» JOB
Every entry that follows should be reproduced exactly.

# start of SUPPLIED DATA

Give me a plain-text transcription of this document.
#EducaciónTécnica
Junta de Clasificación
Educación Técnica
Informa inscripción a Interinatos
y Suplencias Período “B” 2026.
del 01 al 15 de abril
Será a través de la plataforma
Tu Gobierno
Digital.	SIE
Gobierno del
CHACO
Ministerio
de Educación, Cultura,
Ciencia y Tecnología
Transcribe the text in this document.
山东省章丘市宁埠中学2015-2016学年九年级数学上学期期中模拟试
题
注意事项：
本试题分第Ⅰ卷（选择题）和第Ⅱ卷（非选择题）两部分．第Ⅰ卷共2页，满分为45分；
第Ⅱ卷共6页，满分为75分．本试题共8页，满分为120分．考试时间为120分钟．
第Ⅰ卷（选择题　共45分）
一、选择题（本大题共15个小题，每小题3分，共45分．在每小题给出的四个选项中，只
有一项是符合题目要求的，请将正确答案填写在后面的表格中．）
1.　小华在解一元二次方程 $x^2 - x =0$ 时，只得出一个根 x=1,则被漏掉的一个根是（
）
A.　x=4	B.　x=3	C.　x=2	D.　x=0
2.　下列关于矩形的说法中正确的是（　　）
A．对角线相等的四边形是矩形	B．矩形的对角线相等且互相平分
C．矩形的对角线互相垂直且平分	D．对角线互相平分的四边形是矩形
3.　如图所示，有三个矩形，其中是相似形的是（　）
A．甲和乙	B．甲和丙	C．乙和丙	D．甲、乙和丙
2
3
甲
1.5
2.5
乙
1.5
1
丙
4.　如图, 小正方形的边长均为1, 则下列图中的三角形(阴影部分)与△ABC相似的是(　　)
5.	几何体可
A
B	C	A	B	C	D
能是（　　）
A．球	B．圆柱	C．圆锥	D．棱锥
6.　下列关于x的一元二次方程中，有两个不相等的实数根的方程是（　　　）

# end of SUPPLIED DATA

» EXERCISE SOLUTION
Give me a plain-text transcription of this document.
#EducaciónTécnica
Junta de Clasificación
Educación Técnica
Informa inscripción a Interinatos
y Suplencias Período “B” 2026.
del 01 al 15 de abril
Será a través de la plataforma
Tu Gobierno
Digital.	SIE
Gobierno del
CHACO
Ministerio
de Educación, Cultura,
Ciencia y Tecnología
Transcribe the text in this document.
山东省章丘市宁埠中学2015-2016学年九年级数学上学期期中模拟试
题
注意事项：
本试题分第Ⅰ卷（选择题）和第Ⅱ卷（非选择题）两部分．第Ⅰ卷共2页，满分为45分；
第Ⅱ卷共6页，满分为75分．本试题共8页，满分为120分．考试时间为120分钟．
第Ⅰ卷（选择题　共45分）
一、选择题（本大题共15个小题，每小题3分，共45分．在每小题给出的四个选项中，只
有一项是符合题目要求的，请将正确答案填写在后面的表格中．）
1.　小华在解一元二次方程 $x^2 - x =0$ 时，只得出一个根 x=1,则被漏掉的一个根是（
）
A.　x=4	B.　x=3	C.　x=2	D.　x=0
2.　下列关于矩形的说法中正确的是（　　）
A．对角线相等的四边形是矩形	B．矩形的对角线相等且互相平分
C．矩形的对角线互相垂直且平分	D．对角线互相平分的四边形是矩形
3.　如图所示，有三个矩形，其中是相似形的是（　）
A．甲和乙	B．甲和丙	C．乙和丙	D．甲、乙和丙
2
3
甲
1.5
2.5
乙
1.5
1
丙
4.　如图, 小正方形的边长均为1, 则下列图中的三角形(阴影部分)与△ABC相似的是(　　)
5.	几何体可
A
B	C	A	B	C	D
能是（　　）
A．球	B．圆柱	C．圆锥	D．棱锥
6.　下列关于x的一元二次方程中，有两个不相等的实数根的方程是（　　　）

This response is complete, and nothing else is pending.